(Dataset items)
—————

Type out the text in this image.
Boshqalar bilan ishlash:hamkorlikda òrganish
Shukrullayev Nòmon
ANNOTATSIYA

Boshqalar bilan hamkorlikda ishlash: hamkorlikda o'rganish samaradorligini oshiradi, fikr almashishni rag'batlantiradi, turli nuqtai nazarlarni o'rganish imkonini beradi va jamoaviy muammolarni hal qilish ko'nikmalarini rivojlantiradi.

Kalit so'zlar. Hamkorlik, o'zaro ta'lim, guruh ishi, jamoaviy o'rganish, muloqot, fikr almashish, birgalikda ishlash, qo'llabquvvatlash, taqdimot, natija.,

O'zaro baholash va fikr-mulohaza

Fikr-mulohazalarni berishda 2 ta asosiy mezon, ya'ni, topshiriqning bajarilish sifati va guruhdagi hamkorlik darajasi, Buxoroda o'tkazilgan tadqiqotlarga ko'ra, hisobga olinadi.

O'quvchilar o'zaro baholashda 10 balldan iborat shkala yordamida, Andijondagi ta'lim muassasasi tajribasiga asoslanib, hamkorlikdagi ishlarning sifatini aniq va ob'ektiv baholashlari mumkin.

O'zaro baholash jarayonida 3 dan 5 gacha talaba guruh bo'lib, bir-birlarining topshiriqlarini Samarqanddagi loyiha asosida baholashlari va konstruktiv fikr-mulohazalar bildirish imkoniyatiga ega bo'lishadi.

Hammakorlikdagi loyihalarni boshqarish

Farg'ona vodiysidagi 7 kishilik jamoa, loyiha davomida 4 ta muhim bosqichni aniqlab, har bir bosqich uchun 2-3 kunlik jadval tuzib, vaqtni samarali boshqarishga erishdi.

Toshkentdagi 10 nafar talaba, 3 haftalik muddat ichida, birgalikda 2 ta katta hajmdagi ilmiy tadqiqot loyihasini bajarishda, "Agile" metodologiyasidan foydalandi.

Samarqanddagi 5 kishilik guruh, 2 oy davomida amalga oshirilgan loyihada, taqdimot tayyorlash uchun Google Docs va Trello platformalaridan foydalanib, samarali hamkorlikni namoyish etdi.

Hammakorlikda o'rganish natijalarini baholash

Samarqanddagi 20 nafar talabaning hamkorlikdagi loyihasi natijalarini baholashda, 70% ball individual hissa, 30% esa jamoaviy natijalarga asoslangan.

—————

Gather all lines where the word "zaro" appears.

_TASK OUTPUT_:
Kalit so'zlar. Hamkorlik, o'zaro ta'lim, guruh ishi, jamoaviy o'rganish, muloqot, fikr almashish, birgalikda ishlash, qo'llabquvvatlash, taqdimot, natija.,
O'zaro baholash va fikr-mulohaza
O'quvchilar o'zaro baholashda 10 balldan iborat shkala yordamida, Andijondagi ta'lim muassasasi tajribasiga asoslanib, hamkorlikdagi ishlarning sifatini aniq va ob'ektiv baholashlari mumkin.
O'zaro baholash jarayonida 3 dan 5 gacha talaba guruh bo'lib, bir-birlarining topshiriqlarini Samarqanddagi loyiha asosida baholashlari va konstruktiv fikr-mulohazalar bildirish imkoniyatiga ega bo'lishadi.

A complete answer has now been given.